◆ Requirements ◆
Return every line below in which "stems" appears.

◆ Supplied material ◆
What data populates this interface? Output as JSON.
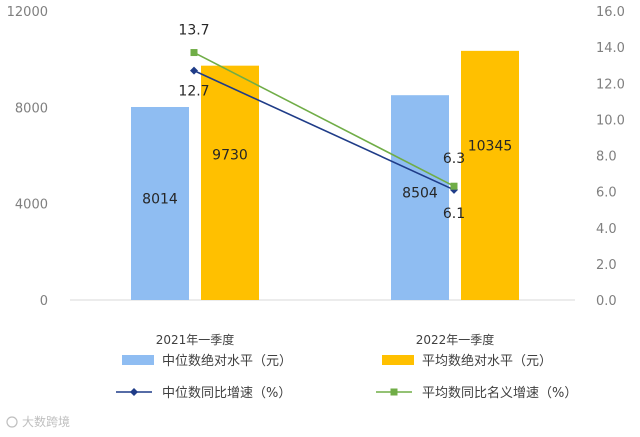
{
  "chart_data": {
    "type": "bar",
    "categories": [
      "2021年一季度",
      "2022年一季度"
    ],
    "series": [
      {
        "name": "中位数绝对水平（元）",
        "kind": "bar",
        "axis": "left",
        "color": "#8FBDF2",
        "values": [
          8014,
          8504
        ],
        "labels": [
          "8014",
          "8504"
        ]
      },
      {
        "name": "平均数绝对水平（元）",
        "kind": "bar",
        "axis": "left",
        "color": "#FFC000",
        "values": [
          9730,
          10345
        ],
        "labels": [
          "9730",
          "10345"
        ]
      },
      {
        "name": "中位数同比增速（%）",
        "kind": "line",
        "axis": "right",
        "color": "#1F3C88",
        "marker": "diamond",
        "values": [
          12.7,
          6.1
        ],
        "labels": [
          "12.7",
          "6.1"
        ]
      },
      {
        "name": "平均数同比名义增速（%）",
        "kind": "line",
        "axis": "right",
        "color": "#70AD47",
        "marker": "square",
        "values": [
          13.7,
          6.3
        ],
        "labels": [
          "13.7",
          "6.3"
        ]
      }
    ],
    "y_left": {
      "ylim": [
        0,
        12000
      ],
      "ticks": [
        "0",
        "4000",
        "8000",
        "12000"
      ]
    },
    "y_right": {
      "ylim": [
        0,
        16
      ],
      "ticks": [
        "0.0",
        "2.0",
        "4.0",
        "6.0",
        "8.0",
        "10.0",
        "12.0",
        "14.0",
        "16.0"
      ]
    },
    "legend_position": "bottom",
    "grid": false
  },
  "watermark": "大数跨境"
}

--

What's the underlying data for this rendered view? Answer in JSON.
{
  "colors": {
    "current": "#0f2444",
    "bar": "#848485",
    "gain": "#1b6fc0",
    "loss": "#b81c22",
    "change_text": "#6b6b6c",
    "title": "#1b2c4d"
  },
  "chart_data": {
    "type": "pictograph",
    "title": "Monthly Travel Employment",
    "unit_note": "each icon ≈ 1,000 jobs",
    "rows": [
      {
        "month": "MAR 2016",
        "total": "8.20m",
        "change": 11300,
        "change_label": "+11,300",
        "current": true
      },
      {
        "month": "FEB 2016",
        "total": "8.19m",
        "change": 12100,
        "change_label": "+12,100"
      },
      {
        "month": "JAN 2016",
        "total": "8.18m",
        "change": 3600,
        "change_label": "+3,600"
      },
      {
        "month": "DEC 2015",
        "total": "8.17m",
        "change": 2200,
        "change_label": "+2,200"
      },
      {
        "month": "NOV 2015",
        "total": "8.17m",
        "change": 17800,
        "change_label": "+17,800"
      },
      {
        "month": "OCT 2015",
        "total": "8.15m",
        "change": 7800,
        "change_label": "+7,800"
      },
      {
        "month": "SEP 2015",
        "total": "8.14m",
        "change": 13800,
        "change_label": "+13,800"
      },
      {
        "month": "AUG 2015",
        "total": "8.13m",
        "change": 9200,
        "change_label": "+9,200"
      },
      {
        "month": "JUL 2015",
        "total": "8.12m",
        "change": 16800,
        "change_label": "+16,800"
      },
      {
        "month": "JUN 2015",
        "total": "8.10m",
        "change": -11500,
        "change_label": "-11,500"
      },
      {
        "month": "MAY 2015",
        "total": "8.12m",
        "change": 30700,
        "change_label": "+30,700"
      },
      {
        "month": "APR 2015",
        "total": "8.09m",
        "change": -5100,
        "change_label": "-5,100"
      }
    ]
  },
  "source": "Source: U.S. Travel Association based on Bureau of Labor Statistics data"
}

* * *

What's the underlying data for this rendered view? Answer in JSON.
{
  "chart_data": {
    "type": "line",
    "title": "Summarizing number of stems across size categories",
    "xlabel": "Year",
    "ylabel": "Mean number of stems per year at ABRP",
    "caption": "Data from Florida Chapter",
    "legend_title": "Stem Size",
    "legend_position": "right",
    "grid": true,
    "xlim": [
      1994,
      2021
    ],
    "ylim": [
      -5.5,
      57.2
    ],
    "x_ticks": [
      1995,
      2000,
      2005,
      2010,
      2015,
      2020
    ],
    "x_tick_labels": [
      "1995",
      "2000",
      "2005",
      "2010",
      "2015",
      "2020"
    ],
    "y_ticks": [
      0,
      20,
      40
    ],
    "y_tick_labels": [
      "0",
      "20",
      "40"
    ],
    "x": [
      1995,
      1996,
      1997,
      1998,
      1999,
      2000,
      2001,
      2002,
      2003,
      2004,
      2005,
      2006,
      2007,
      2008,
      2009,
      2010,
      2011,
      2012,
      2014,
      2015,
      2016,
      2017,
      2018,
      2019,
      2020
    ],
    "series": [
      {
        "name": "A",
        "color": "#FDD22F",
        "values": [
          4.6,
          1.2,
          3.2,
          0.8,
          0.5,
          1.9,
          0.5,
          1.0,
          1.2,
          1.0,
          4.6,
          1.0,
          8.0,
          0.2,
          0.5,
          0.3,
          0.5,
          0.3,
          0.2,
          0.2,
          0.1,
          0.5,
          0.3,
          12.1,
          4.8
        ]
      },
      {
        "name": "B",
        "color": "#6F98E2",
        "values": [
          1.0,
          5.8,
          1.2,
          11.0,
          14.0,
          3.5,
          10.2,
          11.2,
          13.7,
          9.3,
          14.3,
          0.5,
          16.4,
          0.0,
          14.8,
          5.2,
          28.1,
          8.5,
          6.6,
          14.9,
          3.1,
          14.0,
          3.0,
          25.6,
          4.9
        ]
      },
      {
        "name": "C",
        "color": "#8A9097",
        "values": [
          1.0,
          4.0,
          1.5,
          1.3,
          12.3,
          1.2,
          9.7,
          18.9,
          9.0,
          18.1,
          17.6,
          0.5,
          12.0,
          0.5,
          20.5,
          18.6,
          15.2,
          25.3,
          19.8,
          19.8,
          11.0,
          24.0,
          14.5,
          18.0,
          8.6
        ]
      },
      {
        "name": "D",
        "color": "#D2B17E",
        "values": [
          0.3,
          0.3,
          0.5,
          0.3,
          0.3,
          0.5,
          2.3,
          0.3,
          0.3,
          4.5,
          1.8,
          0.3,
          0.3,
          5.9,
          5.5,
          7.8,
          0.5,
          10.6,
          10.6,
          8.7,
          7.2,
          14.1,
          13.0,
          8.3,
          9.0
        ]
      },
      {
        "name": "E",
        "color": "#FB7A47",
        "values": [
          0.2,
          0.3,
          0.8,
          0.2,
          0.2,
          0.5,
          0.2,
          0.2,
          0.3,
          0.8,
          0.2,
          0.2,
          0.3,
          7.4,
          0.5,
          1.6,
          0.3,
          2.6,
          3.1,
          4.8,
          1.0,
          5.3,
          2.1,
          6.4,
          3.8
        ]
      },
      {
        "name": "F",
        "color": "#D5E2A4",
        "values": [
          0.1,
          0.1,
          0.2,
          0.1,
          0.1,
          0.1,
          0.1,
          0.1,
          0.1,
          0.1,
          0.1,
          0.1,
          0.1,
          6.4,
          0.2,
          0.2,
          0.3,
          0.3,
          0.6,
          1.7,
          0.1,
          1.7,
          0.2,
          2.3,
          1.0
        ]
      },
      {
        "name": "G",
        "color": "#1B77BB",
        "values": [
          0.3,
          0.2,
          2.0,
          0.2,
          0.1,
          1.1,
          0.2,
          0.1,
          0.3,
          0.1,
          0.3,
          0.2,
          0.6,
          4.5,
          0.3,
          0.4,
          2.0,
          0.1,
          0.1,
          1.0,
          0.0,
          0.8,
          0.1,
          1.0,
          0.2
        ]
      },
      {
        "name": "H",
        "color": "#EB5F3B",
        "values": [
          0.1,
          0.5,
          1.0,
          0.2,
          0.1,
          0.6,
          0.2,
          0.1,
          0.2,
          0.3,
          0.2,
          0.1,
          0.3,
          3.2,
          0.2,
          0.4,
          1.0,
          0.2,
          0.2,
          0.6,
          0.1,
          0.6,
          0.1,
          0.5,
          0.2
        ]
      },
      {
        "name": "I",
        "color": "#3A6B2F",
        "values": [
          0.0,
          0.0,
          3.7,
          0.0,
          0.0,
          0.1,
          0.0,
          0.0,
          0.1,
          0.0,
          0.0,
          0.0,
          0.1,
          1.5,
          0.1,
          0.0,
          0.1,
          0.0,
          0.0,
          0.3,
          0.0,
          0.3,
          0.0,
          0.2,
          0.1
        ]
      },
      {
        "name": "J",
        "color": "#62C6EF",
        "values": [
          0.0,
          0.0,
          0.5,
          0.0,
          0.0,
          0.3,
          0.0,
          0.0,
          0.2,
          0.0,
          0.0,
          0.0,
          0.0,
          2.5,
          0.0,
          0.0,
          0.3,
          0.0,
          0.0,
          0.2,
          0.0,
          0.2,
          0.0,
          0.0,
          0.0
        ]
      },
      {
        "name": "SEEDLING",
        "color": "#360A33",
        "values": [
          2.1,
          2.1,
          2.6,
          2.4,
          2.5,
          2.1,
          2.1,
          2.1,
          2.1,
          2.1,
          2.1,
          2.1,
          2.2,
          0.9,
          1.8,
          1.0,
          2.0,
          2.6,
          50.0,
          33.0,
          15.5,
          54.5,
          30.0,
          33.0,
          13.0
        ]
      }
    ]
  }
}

◆ Answer to this exercise ◆
    "title": "Summarizing number of stems across size categories",
    "ylabel": "Mean number of stems per year at ABRP",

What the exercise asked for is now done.